* **YOUR INSTRUCTIONS**
Find every line below that contains the word "panel" and copy it out.

BEGIN PROVIDED DATA

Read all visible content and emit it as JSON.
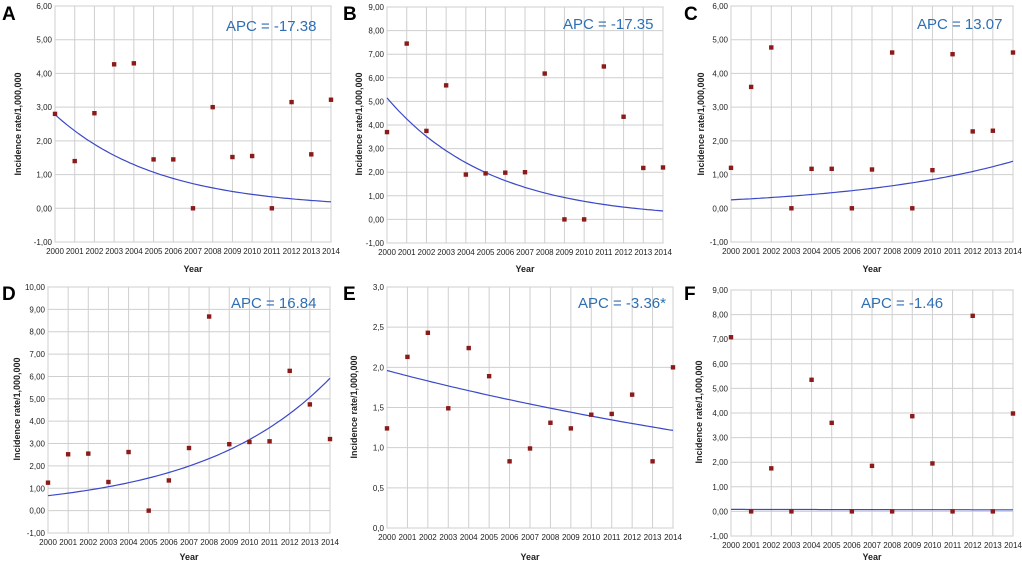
{
  "chart_data": [
    {
      "panel": "A",
      "type": "scatter",
      "apc": "APC = -17.38",
      "xlabel": "Year",
      "ylabel": "Incidence rate/1,000,000",
      "x": [
        2000,
        2001,
        2002,
        2003,
        2004,
        2005,
        2006,
        2007,
        2008,
        2009,
        2010,
        2011,
        2012,
        2013,
        2014
      ],
      "values": [
        2.8,
        1.4,
        2.82,
        4.27,
        4.3,
        1.45,
        1.45,
        0.0,
        3.0,
        1.52,
        1.55,
        0.0,
        3.15,
        1.6,
        3.22
      ],
      "fit": {
        "start": 2.78,
        "apc": -17.38
      },
      "ylim": [
        -1.0,
        6.0
      ],
      "ytick_values": [
        -1,
        0,
        1,
        2,
        3,
        4,
        5,
        6
      ],
      "ytick_labels": [
        "-1,00",
        "0,00",
        "1,00",
        "2,00",
        "3,00",
        "4,00",
        "5,00",
        "6,00"
      ]
    },
    {
      "panel": "B",
      "type": "scatter",
      "apc": "APC = -17.35",
      "xlabel": "Year",
      "ylabel": "Incidence rate/1,000,000",
      "x": [
        2000,
        2001,
        2002,
        2003,
        2004,
        2005,
        2006,
        2007,
        2008,
        2009,
        2010,
        2011,
        2012,
        2013,
        2014
      ],
      "values": [
        3.7,
        7.45,
        3.75,
        5.68,
        1.9,
        1.95,
        1.98,
        2.0,
        6.18,
        0.0,
        0.0,
        6.48,
        4.35,
        2.18,
        2.2
      ],
      "fit": {
        "start": 5.15,
        "apc": -17.35
      },
      "ylim": [
        -1.0,
        9.0
      ],
      "ytick_values": [
        -1,
        0,
        1,
        2,
        3,
        4,
        5,
        6,
        7,
        8,
        9
      ],
      "ytick_labels": [
        "-1,00",
        "0,00",
        "1,00",
        "2,00",
        "3,00",
        "4,00",
        "5,00",
        "6,00",
        "7,00",
        "8,00",
        "9,00"
      ]
    },
    {
      "panel": "C",
      "type": "scatter",
      "apc": "APC = 13.07",
      "xlabel": "Year",
      "ylabel": "Incidence rate/1,000,000",
      "x": [
        2000,
        2001,
        2002,
        2003,
        2004,
        2005,
        2006,
        2007,
        2008,
        2009,
        2010,
        2011,
        2012,
        2013,
        2014
      ],
      "values": [
        1.2,
        3.6,
        4.77,
        0.0,
        1.17,
        1.17,
        0.0,
        1.15,
        4.62,
        0.0,
        1.13,
        4.57,
        2.28,
        2.3,
        4.62
      ],
      "fit": {
        "start": 0.25,
        "apc": 13.07
      },
      "ylim": [
        -1.0,
        6.0
      ],
      "ytick_values": [
        -1,
        0,
        1,
        2,
        3,
        4,
        5,
        6
      ],
      "ytick_labels": [
        "-1,00",
        "0,00",
        "1,00",
        "2,00",
        "3,00",
        "4,00",
        "5,00",
        "6,00"
      ]
    },
    {
      "panel": "D",
      "type": "scatter",
      "apc": "APC = 16.84",
      "xlabel": "Year",
      "ylabel": "Incidence rate/1,000,000",
      "x": [
        2000,
        2001,
        2002,
        2003,
        2004,
        2005,
        2006,
        2007,
        2008,
        2009,
        2010,
        2011,
        2012,
        2013,
        2014
      ],
      "values": [
        1.25,
        2.52,
        2.55,
        1.28,
        2.62,
        0.0,
        1.35,
        2.8,
        8.68,
        2.97,
        3.07,
        3.1,
        6.25,
        4.75,
        3.2
      ],
      "fit": {
        "start": 0.67,
        "apc": 16.84
      },
      "ylim": [
        -1.0,
        10.0
      ],
      "ytick_values": [
        -1,
        0,
        1,
        2,
        3,
        4,
        5,
        6,
        7,
        8,
        9,
        10
      ],
      "ytick_labels": [
        "-1,00",
        "0,00",
        "1,00",
        "2,00",
        "3,00",
        "4,00",
        "5,00",
        "6,00",
        "7,00",
        "8,00",
        "9,00",
        "10,00"
      ]
    },
    {
      "panel": "E",
      "type": "scatter",
      "apc": "APC = -3.36*",
      "xlabel": "Year",
      "ylabel": "Incidence rate/1,000,000",
      "x": [
        2000,
        2001,
        2002,
        2003,
        2004,
        2005,
        2006,
        2007,
        2008,
        2009,
        2010,
        2011,
        2012,
        2013,
        2014
      ],
      "values": [
        1.24,
        2.13,
        2.43,
        1.49,
        2.24,
        1.89,
        0.83,
        0.99,
        1.31,
        1.24,
        1.41,
        1.42,
        1.66,
        0.83,
        2.0
      ],
      "fit": {
        "start": 1.96,
        "apc": -3.36
      },
      "ylim": [
        0.0,
        3.0
      ],
      "ytick_values": [
        0,
        0.5,
        1,
        1.5,
        2,
        2.5,
        3
      ],
      "ytick_labels": [
        "0,0",
        "0,5",
        "1,0",
        "1,5",
        "2,0",
        "2,5",
        "3,0"
      ]
    },
    {
      "panel": "F",
      "type": "scatter",
      "apc": "APC = -1.46",
      "xlabel": "Year",
      "ylabel": "Incidence rate/1,000,000",
      "x": [
        2000,
        2001,
        2002,
        2003,
        2004,
        2005,
        2006,
        2007,
        2008,
        2009,
        2010,
        2011,
        2012,
        2013,
        2014
      ],
      "values": [
        7.08,
        0.0,
        1.75,
        0.0,
        5.35,
        3.6,
        0.0,
        1.85,
        0.0,
        3.87,
        1.95,
        0.0,
        7.95,
        0.0,
        3.98
      ],
      "fit": {
        "start": 0.08,
        "apc": -1.46
      },
      "ylim": [
        -1.0,
        9.0
      ],
      "ytick_values": [
        -1,
        0,
        1,
        2,
        3,
        4,
        5,
        6,
        7,
        8,
        9
      ],
      "ytick_labels": [
        "-1,00",
        "0,00",
        "1,00",
        "2,00",
        "3,00",
        "4,00",
        "5,00",
        "6,00",
        "7,00",
        "8,00",
        "9,00"
      ]
    }
  ]
}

END PROVIDED DATA

* **WORKED ANSWER**
      "panel": "A",
      "panel": "B",
      "panel": "C",
      "panel": "D",
      "panel": "E",
      "panel": "F",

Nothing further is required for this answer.